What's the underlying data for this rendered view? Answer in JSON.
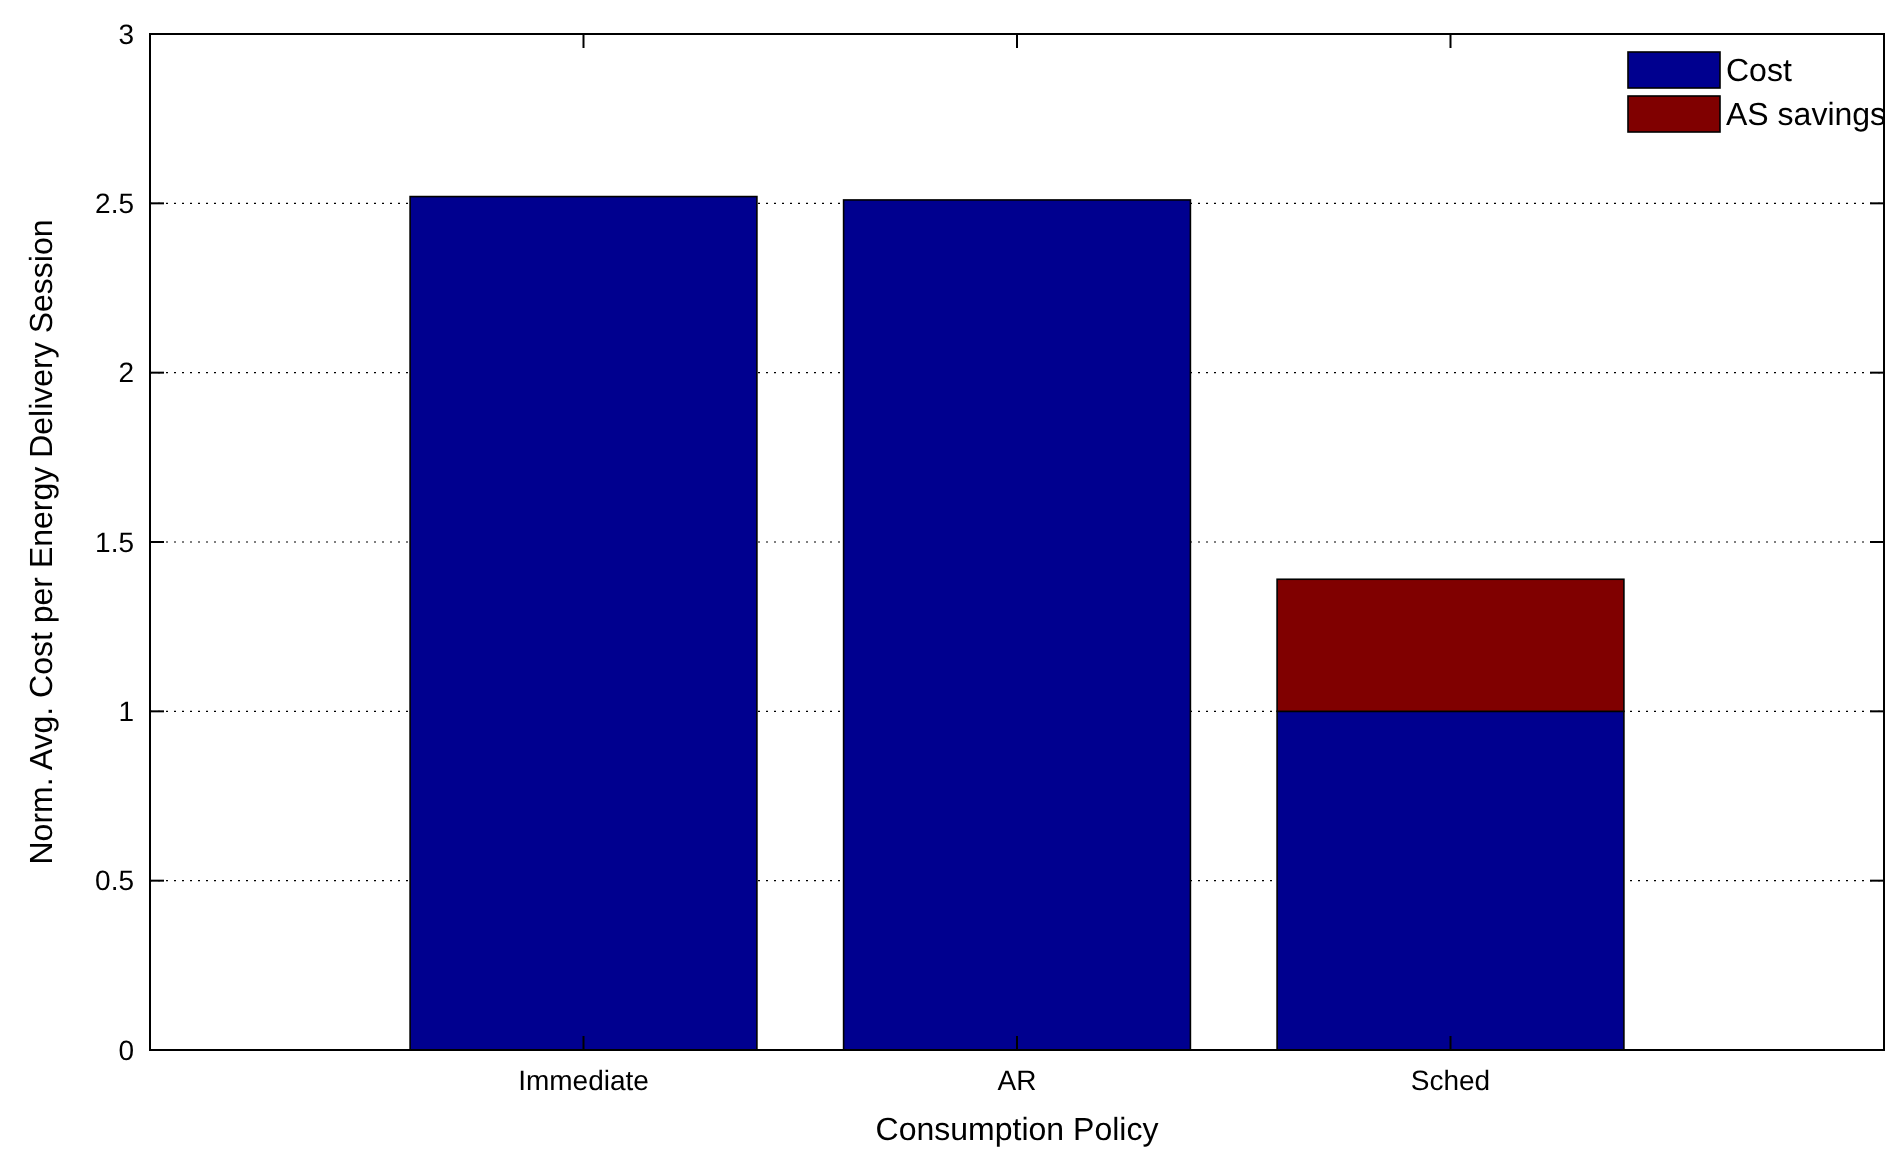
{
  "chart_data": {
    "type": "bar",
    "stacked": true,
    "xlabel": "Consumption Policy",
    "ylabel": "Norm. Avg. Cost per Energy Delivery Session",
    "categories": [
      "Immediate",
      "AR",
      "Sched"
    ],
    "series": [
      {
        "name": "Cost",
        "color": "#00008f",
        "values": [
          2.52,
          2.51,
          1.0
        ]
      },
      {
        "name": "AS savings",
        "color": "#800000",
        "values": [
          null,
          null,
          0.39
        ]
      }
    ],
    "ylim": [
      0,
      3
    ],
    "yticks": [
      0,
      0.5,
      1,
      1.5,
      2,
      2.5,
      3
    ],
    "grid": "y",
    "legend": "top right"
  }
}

------------------------------------------------------------------------

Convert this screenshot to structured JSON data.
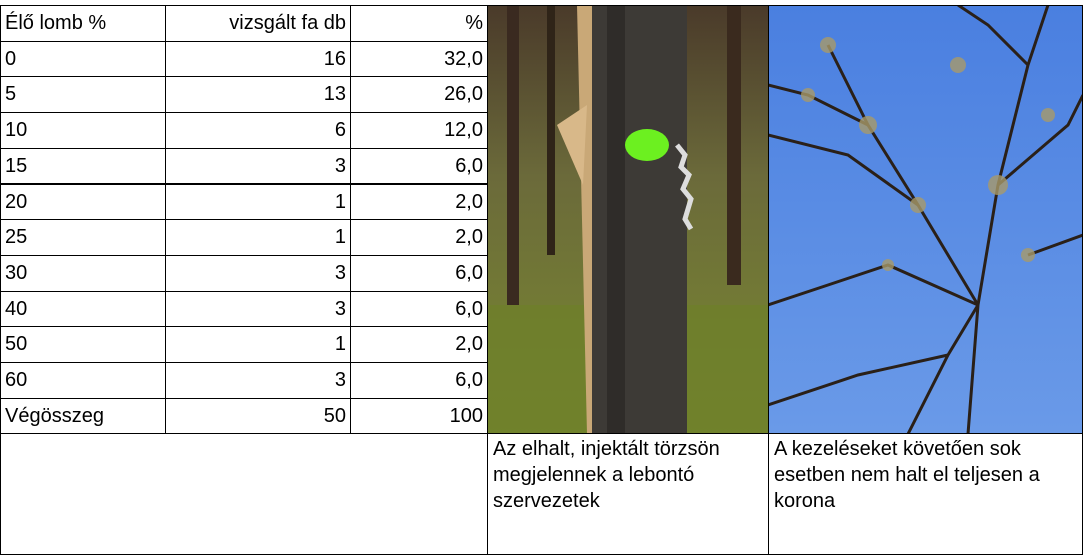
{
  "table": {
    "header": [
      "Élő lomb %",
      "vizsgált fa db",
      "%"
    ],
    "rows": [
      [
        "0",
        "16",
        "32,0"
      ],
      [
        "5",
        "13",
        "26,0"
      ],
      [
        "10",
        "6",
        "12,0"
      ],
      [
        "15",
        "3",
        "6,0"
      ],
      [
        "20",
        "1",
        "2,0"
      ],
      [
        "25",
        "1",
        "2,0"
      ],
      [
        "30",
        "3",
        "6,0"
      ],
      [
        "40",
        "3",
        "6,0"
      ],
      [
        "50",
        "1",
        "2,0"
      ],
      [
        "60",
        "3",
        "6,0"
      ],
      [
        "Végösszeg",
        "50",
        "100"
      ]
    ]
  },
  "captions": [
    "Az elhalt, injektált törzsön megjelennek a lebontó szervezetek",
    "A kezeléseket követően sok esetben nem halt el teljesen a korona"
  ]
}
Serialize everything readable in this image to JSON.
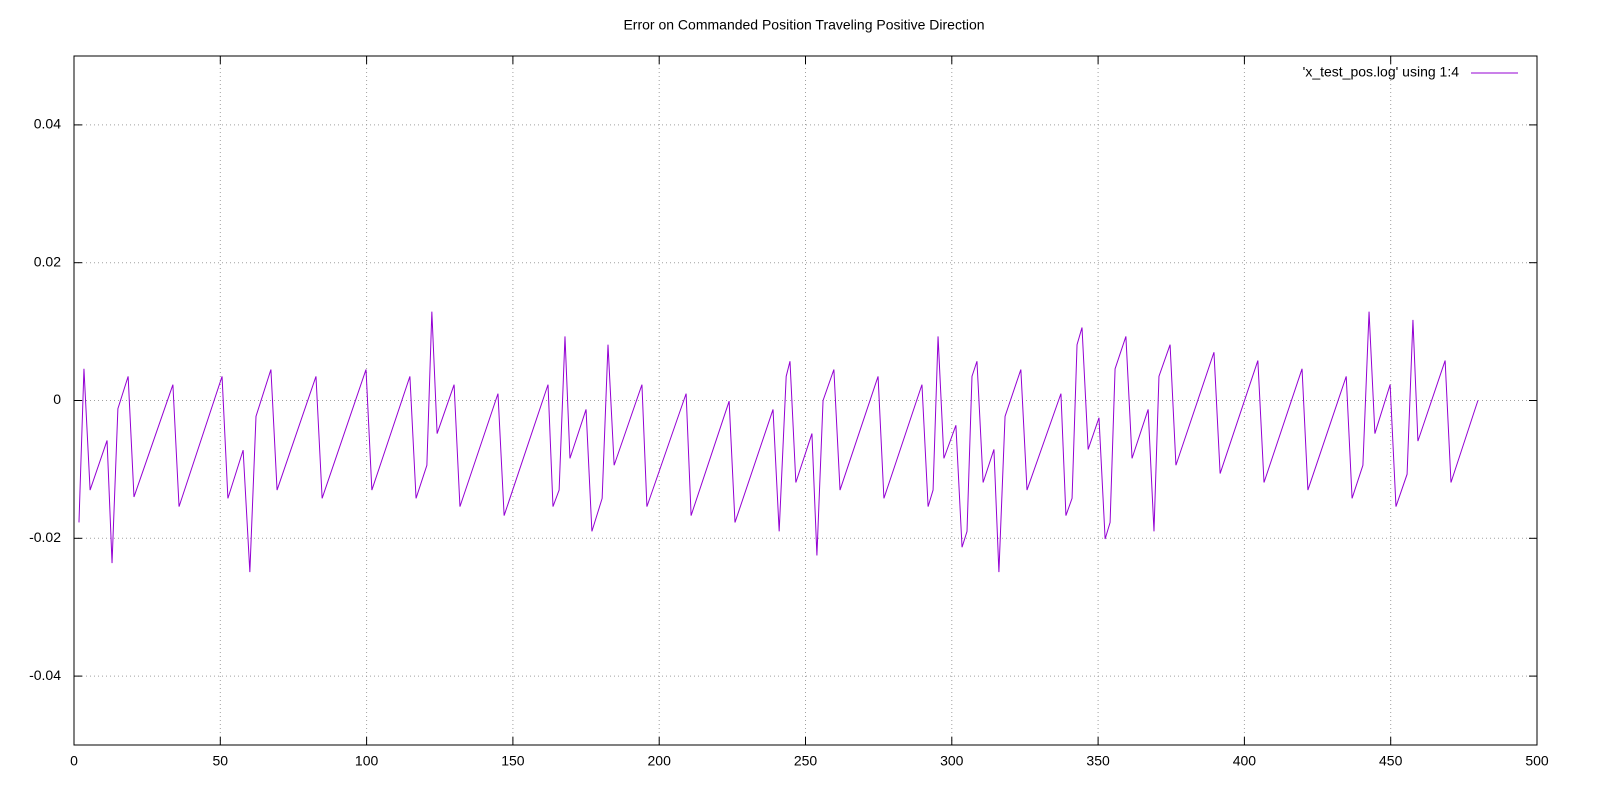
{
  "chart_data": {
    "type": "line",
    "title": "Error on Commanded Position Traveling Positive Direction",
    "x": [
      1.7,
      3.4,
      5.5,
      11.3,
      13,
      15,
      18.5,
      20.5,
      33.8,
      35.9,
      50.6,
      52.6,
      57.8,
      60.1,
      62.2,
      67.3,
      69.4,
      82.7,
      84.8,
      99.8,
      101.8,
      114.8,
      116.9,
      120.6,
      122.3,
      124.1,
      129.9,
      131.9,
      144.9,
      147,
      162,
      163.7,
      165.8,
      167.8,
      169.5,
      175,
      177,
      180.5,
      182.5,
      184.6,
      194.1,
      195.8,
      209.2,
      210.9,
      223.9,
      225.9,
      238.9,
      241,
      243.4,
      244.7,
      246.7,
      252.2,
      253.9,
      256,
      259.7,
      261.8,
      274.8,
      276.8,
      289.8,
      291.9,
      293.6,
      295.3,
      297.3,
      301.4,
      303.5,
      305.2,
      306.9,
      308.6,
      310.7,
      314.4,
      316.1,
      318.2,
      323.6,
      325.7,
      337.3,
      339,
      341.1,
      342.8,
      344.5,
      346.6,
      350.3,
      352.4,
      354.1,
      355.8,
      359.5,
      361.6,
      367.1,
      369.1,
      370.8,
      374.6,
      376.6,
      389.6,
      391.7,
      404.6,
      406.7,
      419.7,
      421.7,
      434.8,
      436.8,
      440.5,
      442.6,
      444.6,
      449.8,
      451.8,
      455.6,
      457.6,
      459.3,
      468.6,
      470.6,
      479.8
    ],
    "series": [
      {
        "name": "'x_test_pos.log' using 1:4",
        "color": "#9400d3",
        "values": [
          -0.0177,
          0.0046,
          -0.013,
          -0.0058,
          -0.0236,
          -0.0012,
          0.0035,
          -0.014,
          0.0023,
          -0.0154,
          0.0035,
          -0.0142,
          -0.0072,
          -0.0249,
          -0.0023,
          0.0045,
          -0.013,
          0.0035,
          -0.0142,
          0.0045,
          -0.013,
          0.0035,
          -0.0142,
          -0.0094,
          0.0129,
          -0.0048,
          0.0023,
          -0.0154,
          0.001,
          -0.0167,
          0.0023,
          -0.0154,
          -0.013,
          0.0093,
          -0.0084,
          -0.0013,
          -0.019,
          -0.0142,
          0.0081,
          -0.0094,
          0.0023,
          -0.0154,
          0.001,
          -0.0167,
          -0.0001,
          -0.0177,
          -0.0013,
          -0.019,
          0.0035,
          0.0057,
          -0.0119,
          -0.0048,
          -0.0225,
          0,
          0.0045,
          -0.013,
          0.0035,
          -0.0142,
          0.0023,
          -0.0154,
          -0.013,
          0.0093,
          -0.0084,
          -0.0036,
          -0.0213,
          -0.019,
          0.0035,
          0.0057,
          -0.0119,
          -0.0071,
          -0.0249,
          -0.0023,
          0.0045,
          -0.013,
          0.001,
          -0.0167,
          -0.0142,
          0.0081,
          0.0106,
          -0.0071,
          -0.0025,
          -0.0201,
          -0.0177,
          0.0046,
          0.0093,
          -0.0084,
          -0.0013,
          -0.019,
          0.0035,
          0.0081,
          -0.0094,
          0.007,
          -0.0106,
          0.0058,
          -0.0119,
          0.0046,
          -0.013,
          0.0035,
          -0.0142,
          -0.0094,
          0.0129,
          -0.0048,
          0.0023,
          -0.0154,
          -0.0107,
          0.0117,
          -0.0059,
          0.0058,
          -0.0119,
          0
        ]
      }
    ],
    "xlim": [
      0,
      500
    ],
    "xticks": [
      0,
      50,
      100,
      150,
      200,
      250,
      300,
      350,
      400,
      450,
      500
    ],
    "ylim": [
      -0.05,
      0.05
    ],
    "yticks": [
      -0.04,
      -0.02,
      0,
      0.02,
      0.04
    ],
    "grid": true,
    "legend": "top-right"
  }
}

------------------------------------------------------------------------

Filter the records above and return every line that holds the word "Cost".

Full response:
    "ylabel": "Norm. Avg. Cost per Energy Delivery Session",
        "name": "Cost",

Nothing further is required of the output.